→ **Task objective**: From the entries below, report how many lines contain the string "this". Give only that number.

→ **Records shown**:
* * *

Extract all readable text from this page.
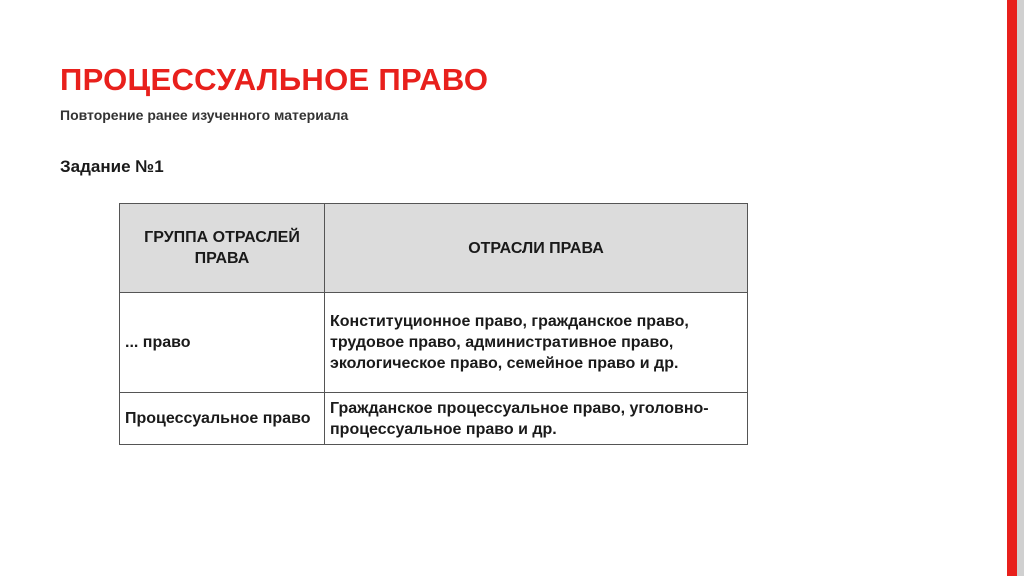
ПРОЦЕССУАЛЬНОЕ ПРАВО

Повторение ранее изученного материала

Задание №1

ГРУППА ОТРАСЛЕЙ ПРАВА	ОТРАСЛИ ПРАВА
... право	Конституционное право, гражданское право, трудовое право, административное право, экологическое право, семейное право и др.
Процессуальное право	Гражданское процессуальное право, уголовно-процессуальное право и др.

* * *

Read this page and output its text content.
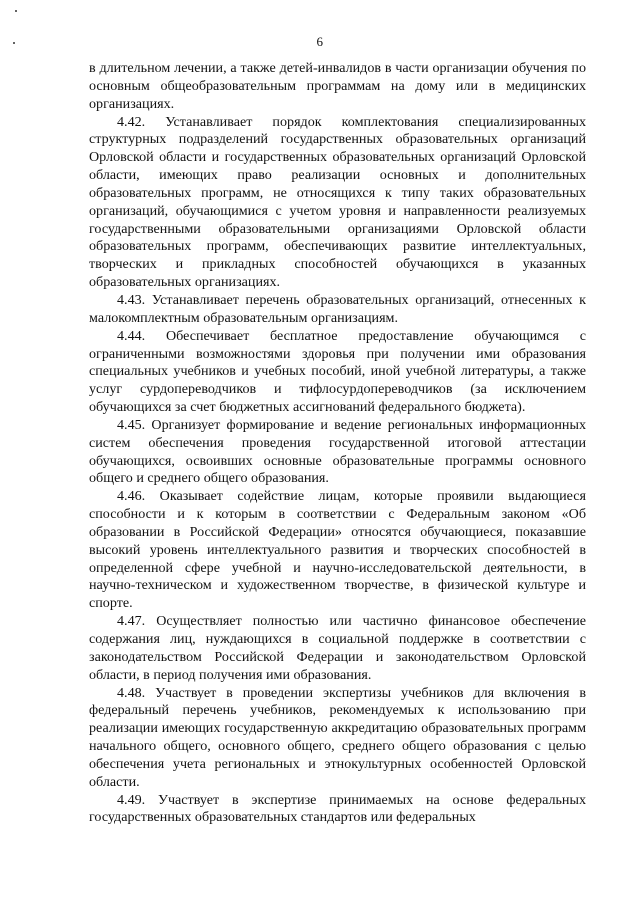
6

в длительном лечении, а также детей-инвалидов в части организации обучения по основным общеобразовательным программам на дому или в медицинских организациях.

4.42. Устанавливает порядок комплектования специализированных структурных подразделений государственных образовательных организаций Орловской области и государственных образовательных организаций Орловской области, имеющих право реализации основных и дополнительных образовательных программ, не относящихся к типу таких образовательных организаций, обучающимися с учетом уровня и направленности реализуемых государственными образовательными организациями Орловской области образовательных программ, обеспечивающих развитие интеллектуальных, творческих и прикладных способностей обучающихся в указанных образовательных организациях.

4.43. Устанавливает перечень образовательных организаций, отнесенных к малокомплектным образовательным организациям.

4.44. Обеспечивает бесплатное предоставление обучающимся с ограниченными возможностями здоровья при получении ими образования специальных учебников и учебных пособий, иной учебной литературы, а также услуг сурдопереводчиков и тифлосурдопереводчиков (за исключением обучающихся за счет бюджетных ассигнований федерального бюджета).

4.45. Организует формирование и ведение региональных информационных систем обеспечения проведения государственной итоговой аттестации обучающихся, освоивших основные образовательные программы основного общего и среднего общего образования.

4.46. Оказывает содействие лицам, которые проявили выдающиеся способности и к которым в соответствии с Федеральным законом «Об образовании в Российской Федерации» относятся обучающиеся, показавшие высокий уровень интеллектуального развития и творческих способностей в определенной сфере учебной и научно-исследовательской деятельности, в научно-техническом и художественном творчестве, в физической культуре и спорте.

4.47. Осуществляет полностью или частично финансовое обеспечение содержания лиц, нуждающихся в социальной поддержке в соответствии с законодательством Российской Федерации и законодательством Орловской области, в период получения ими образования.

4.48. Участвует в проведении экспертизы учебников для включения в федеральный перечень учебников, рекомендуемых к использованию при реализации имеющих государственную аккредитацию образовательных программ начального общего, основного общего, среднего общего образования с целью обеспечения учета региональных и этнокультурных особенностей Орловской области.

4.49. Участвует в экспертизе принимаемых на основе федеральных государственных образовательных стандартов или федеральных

* * *

→ **Result of the exercise**: 2